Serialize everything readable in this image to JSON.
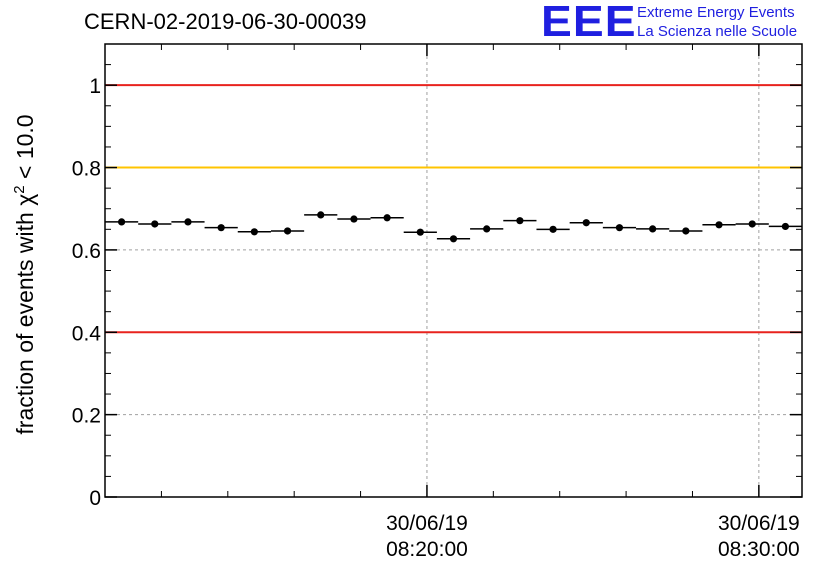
{
  "header": {
    "title": "CERN-02-2019-06-30-00039",
    "logo_mark": "EEE",
    "logo_line1": "Extreme Energy Events",
    "logo_line2": "La Scienza nelle Scuole"
  },
  "colors": {
    "logo": "#1f1fe0",
    "threshold_red": "#e8231e",
    "threshold_yellow": "#ffc400",
    "points": "#000000",
    "grid": "#a0a0a0"
  },
  "chart_data": {
    "type": "scatter",
    "title": "CERN-02-2019-06-30-00039",
    "ylabel_prefix": "fraction of events with χ",
    "ylabel_sup": "2",
    "ylabel_suffix": " < 10.0",
    "ylim": [
      0,
      1.1
    ],
    "yticks": [
      0,
      0.2,
      0.4,
      0.6,
      0.8,
      1
    ],
    "ytick_labels": [
      "0",
      "0.2",
      "0.4",
      "0.6",
      "0.8",
      "1"
    ],
    "xlim_minutes": [
      0,
      21
    ],
    "xticks": [
      {
        "minute": 9.7,
        "date": "30/06/19",
        "time": "08:20:00"
      },
      {
        "minute": 19.7,
        "date": "30/06/19",
        "time": "08:30:00"
      }
    ],
    "grid": true,
    "threshold_lines": [
      {
        "y": 1.0,
        "color": "red"
      },
      {
        "y": 0.8,
        "color": "yellow"
      },
      {
        "y": 0.4,
        "color": "red"
      }
    ],
    "bin_width_minutes": 1,
    "points_x_minutes": [
      0.5,
      1.5,
      2.5,
      3.5,
      4.5,
      5.5,
      6.5,
      7.5,
      8.5,
      9.5,
      10.5,
      11.5,
      12.5,
      13.5,
      14.5,
      15.5,
      16.5,
      17.5,
      18.5,
      19.5,
      20.5
    ],
    "values": [
      0.668,
      0.663,
      0.668,
      0.654,
      0.644,
      0.646,
      0.685,
      0.675,
      0.678,
      0.643,
      0.627,
      0.651,
      0.671,
      0.65,
      0.666,
      0.654,
      0.651,
      0.646,
      0.661,
      0.663,
      0.657
    ],
    "errors": [
      0.008,
      0.008,
      0.008,
      0.008,
      0.008,
      0.008,
      0.008,
      0.008,
      0.008,
      0.008,
      0.008,
      0.008,
      0.008,
      0.008,
      0.008,
      0.008,
      0.008,
      0.008,
      0.008,
      0.008,
      0.008
    ]
  }
}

■ INSTRUCTION ■
Return the listing above unchanged, apart from dropping its pictures.

■ WRITTEN SOLUTION ■
Serialize everything readable in this image to JSON.
{
  "header": {
    "title": "CERN-02-2019-06-30-00039",
    "logo_mark": "EEE",
    "logo_line1": "Extreme Energy Events",
    "logo_line2": "La Scienza nelle Scuole"
  },
  "colors": {
    "logo": "#1f1fe0",
    "threshold_red": "#e8231e",
    "threshold_yellow": "#ffc400",
    "points": "#000000",
    "grid": "#a0a0a0"
  },
  "chart_data": {
    "type": "scatter",
    "title": "CERN-02-2019-06-30-00039",
    "ylabel_prefix": "fraction of events with χ",
    "ylabel_sup": "2",
    "ylabel_suffix": " < 10.0",
    "ylim": [
      0,
      1.1
    ],
    "yticks": [
      0,
      0.2,
      0.4,
      0.6,
      0.8,
      1
    ],
    "ytick_labels": [
      "0",
      "0.2",
      "0.4",
      "0.6",
      "0.8",
      "1"
    ],
    "xlim_minutes": [
      0,
      21
    ],
    "xticks": [
      {
        "minute": 9.7,
        "date": "30/06/19",
        "time": "08:20:00"
      },
      {
        "minute": 19.7,
        "date": "30/06/19",
        "time": "08:30:00"
      }
    ],
    "grid": true,
    "threshold_lines": [
      {
        "y": 1.0,
        "color": "red"
      },
      {
        "y": 0.8,
        "color": "yellow"
      },
      {
        "y": 0.4,
        "color": "red"
      }
    ],
    "bin_width_minutes": 1,
    "points_x_minutes": [
      0.5,
      1.5,
      2.5,
      3.5,
      4.5,
      5.5,
      6.5,
      7.5,
      8.5,
      9.5,
      10.5,
      11.5,
      12.5,
      13.5,
      14.5,
      15.5,
      16.5,
      17.5,
      18.5,
      19.5,
      20.5
    ],
    "values": [
      0.668,
      0.663,
      0.668,
      0.654,
      0.644,
      0.646,
      0.685,
      0.675,
      0.678,
      0.643,
      0.627,
      0.651,
      0.671,
      0.65,
      0.666,
      0.654,
      0.651,
      0.646,
      0.661,
      0.663,
      0.657
    ],
    "errors": [
      0.008,
      0.008,
      0.008,
      0.008,
      0.008,
      0.008,
      0.008,
      0.008,
      0.008,
      0.008,
      0.008,
      0.008,
      0.008,
      0.008,
      0.008,
      0.008,
      0.008,
      0.008,
      0.008,
      0.008,
      0.008
    ]
  }
}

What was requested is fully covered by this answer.